Exercise task:
Swap "data-point" for "plot-marker" everywhere it occurs in the records, and keep every other part of the lines the same.

Layout annotation records:
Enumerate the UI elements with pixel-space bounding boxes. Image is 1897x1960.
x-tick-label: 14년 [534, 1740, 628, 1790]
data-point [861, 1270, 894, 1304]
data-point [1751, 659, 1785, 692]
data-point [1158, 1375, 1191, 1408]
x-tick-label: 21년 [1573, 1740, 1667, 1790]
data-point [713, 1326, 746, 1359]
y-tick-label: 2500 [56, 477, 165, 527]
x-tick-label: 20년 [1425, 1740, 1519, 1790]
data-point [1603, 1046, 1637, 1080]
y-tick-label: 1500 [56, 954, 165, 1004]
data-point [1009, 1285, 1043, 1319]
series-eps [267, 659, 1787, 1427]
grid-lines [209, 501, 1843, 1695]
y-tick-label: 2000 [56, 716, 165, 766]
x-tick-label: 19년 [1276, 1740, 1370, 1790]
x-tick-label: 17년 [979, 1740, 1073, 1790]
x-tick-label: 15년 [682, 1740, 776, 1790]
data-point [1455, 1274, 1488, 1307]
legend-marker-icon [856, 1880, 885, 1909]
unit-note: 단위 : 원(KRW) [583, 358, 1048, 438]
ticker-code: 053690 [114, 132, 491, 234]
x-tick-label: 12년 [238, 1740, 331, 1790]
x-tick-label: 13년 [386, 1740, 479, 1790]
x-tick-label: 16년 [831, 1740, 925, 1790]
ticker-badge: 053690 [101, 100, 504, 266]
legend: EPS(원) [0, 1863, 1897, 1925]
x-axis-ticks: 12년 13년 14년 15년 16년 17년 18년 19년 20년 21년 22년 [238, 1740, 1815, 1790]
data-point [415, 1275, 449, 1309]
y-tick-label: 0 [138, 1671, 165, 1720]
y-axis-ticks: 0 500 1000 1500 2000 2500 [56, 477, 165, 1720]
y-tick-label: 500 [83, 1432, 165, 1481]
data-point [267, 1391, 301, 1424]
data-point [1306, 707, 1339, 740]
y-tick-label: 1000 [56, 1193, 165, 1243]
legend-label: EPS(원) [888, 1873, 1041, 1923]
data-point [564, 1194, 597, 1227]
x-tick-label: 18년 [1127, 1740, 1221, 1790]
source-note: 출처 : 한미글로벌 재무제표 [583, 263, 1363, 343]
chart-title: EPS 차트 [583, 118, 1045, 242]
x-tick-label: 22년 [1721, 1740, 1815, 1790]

The output:
Enumerate the UI elements with pixel-space bounding boxes. Image is 1897x1960.
x-tick-label: 14년 [534, 1740, 628, 1790]
plot-marker [861, 1270, 894, 1304]
plot-marker [1751, 659, 1785, 692]
plot-marker [1158, 1375, 1191, 1408]
x-tick-label: 21년 [1573, 1740, 1667, 1790]
plot-marker [713, 1326, 746, 1359]
y-tick-label: 2500 [56, 477, 165, 527]
x-tick-label: 20년 [1425, 1740, 1519, 1790]
plot-marker [1603, 1046, 1637, 1080]
y-tick-label: 1500 [56, 954, 165, 1004]
plot-marker [1009, 1285, 1043, 1319]
series-eps [267, 659, 1787, 1427]
grid-lines [209, 501, 1843, 1695]
y-tick-label: 2000 [56, 716, 165, 766]
x-tick-label: 19년 [1276, 1740, 1370, 1790]
x-tick-label: 17년 [979, 1740, 1073, 1790]
x-tick-label: 15년 [682, 1740, 776, 1790]
plot-marker [1455, 1274, 1488, 1307]
legend-marker-icon [856, 1880, 885, 1909]
unit-note: 단위 : 원(KRW) [583, 358, 1048, 438]
ticker-code: 053690 [114, 132, 491, 234]
x-tick-label: 12년 [238, 1740, 331, 1790]
x-tick-label: 13년 [386, 1740, 479, 1790]
x-tick-label: 16년 [831, 1740, 925, 1790]
ticker-badge: 053690 [101, 100, 504, 266]
legend: EPS(원) [0, 1863, 1897, 1925]
x-axis-ticks: 12년 13년 14년 15년 16년 17년 18년 19년 20년 21년 22년 [238, 1740, 1815, 1790]
plot-marker [415, 1275, 449, 1309]
y-tick-label: 0 [138, 1671, 165, 1720]
y-axis-ticks: 0 500 1000 1500 2000 2500 [56, 477, 165, 1720]
y-tick-label: 500 [83, 1432, 165, 1481]
plot-marker [267, 1391, 301, 1424]
plot-marker [1306, 707, 1339, 740]
y-tick-label: 1000 [56, 1193, 165, 1243]
legend-label: EPS(원) [888, 1873, 1041, 1923]
plot-marker [564, 1194, 597, 1227]
x-tick-label: 18년 [1127, 1740, 1221, 1790]
source-note: 출처 : 한미글로벌 재무제표 [583, 263, 1363, 343]
chart-title: EPS 차트 [583, 118, 1045, 242]
x-tick-label: 22년 [1721, 1740, 1815, 1790]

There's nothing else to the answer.